Repeat the data word for word. Do not include the pictures.

[Saved entries]
+--

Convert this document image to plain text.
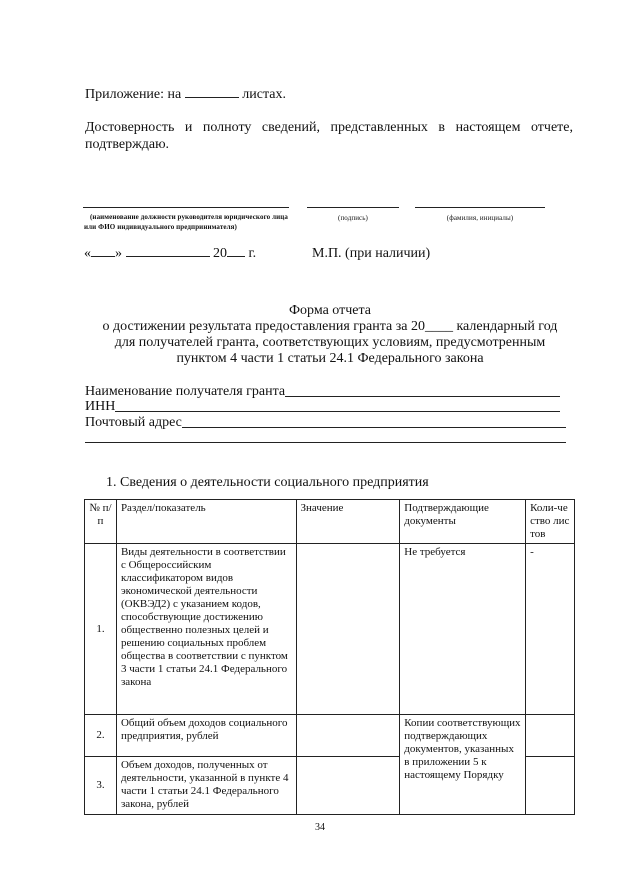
Приложение: на	листах.
Достоверность и полноту сведений, представленных в настоящем отчете, подтверждаю.
(наименование должности руководителя юридического лица или ФИО индивидуального предпринимателя)
(подпись)	(фамилия, инициалы)
« »	20 г.	М.П. (при наличии)
Форма отчета
о достижении результата предоставления гранта за 20____ календарный год
для получателей гранта, соответствующих условиям, предусмотренным
пунктом 4 части 1 статьи 24.1 Федерального закона
Наименование получателя гранта
ИНН
Почтовый адрес
1. Сведения о деятельности социального предприятия
№ п/п	Раздел/показатель	Значение	Подтверждающие документы	Коли-чество листов
1.	Виды деятельности в соответствии с Общероссийским классификатором видов экономической деятельности (ОКВЭД2) с указанием кодов, способствующие достижению общественно полезных целей и решению социальных проблем общества в соответствии с пунктом 3 части 1 статьи 24.1 Федерального закона		Не требуется	-
2.	Общий объем доходов социального предприятия, рублей		Копии соответствующих подтверждающих документов, указанных в приложении 5 к настоящему Порядку	
3.	Объем доходов, полученных от деятельности, указанной в пункте 4 части 1 статьи 24.1 Федерального закона, рублей			
34
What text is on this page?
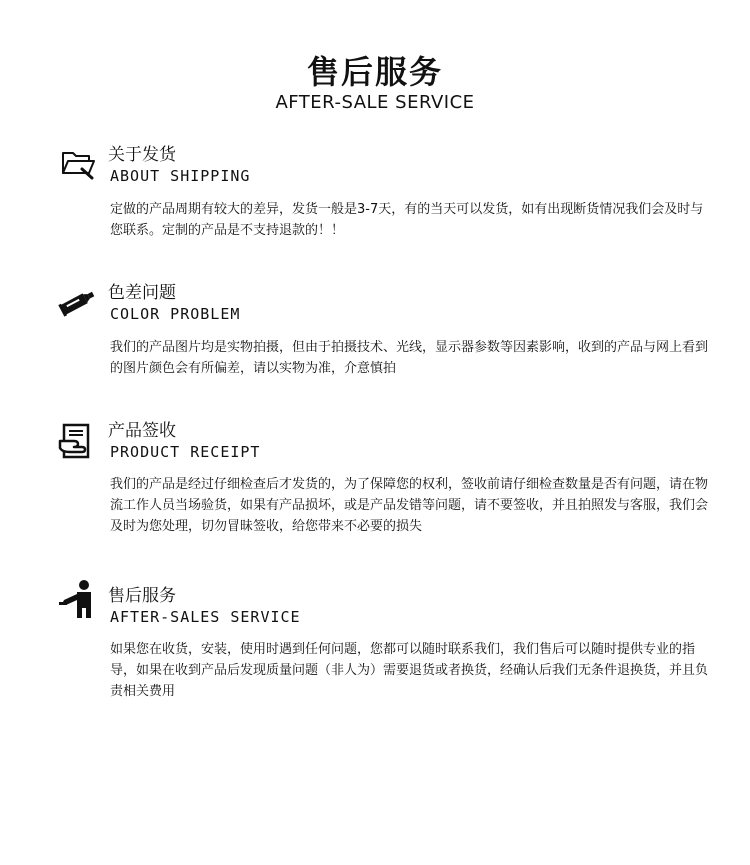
售后服务
AFTER-SALE SERVICE
关于发货
ABOUT SHIPPING
定做的产品周期有较大的差异，发货一般是3-7天，有的当天可以发货，如有出现断货情况我们会及时与您联系。定制的产品是不支持退款的！！
色差问题
COLOR PROBLEM
我们的产品图片均是实物拍摄，但由于拍摄技术、光线，显示器参数等因素影响，收到的产品与网上看到的图片颜色会有所偏差，请以实物为准，介意慎拍
产品签收
PRODUCT RECEIPT
我们的产品是经过仔细检查后才发货的，为了保障您的权利，签收前请仔细检查数量是否有问题，请在物流工作人员当场验货，如果有产品损坏，或是产品发错等问题，请不要签收，并且拍照发与客服，我们会及时为您处理，切勿冒昧签收，给您带来不必要的损失
售后服务
AFTER-SALES SERVICE
如果您在收货，安装，使用时遇到任何问题，您都可以随时联系我们，我们售后可以随时提供专业的指导，如果在收到产品后发现质量问题（非人为）需要退货或者换货，经确认后我们无条件退换货，并且负责相关费用
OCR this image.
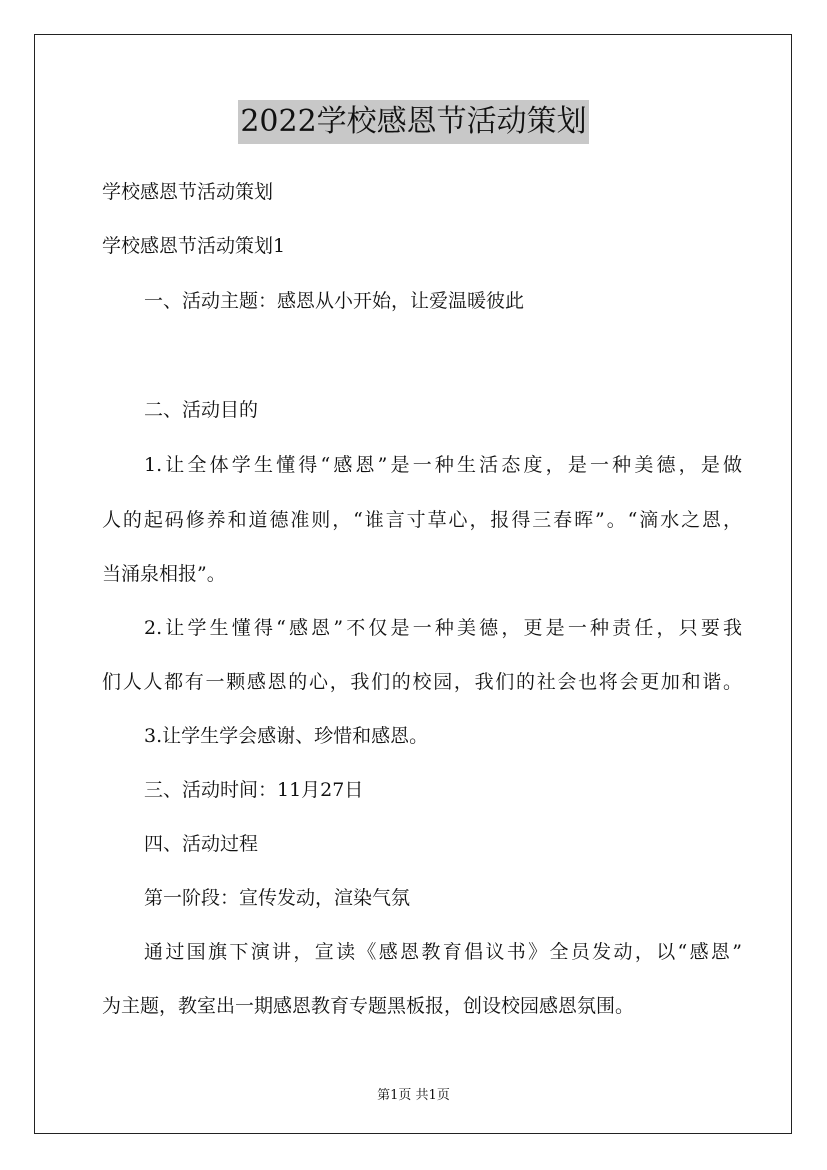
2022学校感恩节活动策划
学校感恩节活动策划
学校感恩节活动策划1
一、活动主题：感恩从小开始，让爱温暖彼此
二、活动目的
1.让全体学生懂得“感恩”是一种生活态度，是一种美德，是做
人的起码修养和道德准则，“谁言寸草心，报得三春晖”。“滴水之恩，
当涌泉相报”。
2.让学生懂得“感恩”不仅是一种美德，更是一种责任，只要我
们人人都有一颗感恩的心，我们的校园，我们的社会也将会更加和谐。
3.让学生学会感谢、珍惜和感恩。
三、活动时间：11月27日
四、活动过程
第一阶段：宣传发动，渲染气氛
通过国旗下演讲，宣读《感恩教育倡议书》全员发动，以“感恩”
为主题，教室出一期感恩教育专题黑板报，创设校园感恩氛围。
第1页 共1页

+--

▶ SOLUTION FOR THIS TASK
Convert this document image to plain text.
Приложение: на	листах.
Достоверность и полноту сведений, представленных в настоящем отчете, подтверждаю.
(наименование должности руководителя юридического лица или ФИО индивидуального предпринимателя)
(подпись)	(фамилия, инициалы)
« »	20 г.	М.П. (при наличии)
Форма отчета
о достижении результата предоставления гранта за 20____ календарный год
для получателей гранта, соответствующих условиям, предусмотренным
пунктом 4 части 1 статьи 24.1 Федерального закона
Наименование получателя гранта
ИНН
Почтовый адрес
1. Сведения о деятельности социального предприятия
№ п/п	Раздел/показатель	Значение	Подтверждающие документы	Коли-чество листов
1.	Виды деятельности в соответствии с Общероссийским классификатором видов экономической деятельности (ОКВЭД2) с указанием кодов, способствующие достижению общественно полезных целей и решению социальных проблем общества в соответствии с пунктом 3 части 1 статьи 24.1 Федерального закона		Не требуется	-
2.	Общий объем доходов социального предприятия, рублей		Копии соответствующих подтверждающих документов, указанных в приложении 5 к настоящему Порядку	
3.	Объем доходов, полученных от деятельности, указанной в пункте 4 части 1 статьи 24.1 Федерального закона, рублей			
34
What text is on this page?
售后服务
AFTER-SALE SERVICE
关于发货
ABOUT SHIPPING
定做的产品周期有较大的差异，发货一般是3-7天，有的当天可以发货，如有出现断货情况我们会及时与您联系。定制的产品是不支持退款的！！
色差问题
COLOR PROBLEM
我们的产品图片均是实物拍摄，但由于拍摄技术、光线，显示器参数等因素影响，收到的产品与网上看到的图片颜色会有所偏差，请以实物为准，介意慎拍
产品签收
PRODUCT RECEIPT
我们的产品是经过仔细检查后才发货的，为了保障您的权利，签收前请仔细检查数量是否有问题，请在物流工作人员当场验货，如果有产品损坏，或是产品发错等问题，请不要签收，并且拍照发与客服，我们会及时为您处理，切勿冒昧签收，给您带来不必要的损失
售后服务
AFTER-SALES SERVICE
如果您在收货，安装，使用时遇到任何问题，您都可以随时联系我们，我们售后可以随时提供专业的指导，如果在收到产品后发现质量问题（非人为）需要退货或者换货，经确认后我们无条件退换货，并且负责相关费用
OCR this image.
2022学校感恩节活动策划
学校感恩节活动策划
学校感恩节活动策划1
一、活动主题：感恩从小开始，让爱温暖彼此
二、活动目的
1.让全体学生懂得“感恩”是一种生活态度，是一种美德，是做
人的起码修养和道德准则，“谁言寸草心，报得三春晖”。“滴水之恩，
当涌泉相报”。
2.让学生懂得“感恩”不仅是一种美德，更是一种责任，只要我
们人人都有一颗感恩的心，我们的校园，我们的社会也将会更加和谐。
3.让学生学会感谢、珍惜和感恩。
三、活动时间：11月27日
四、活动过程
第一阶段：宣传发动，渲染气氛
通过国旗下演讲，宣读《感恩教育倡议书》全员发动，以“感恩”
为主题，教室出一期感恩教育专题黑板报，创设校园感恩氛围。
第1页 共1页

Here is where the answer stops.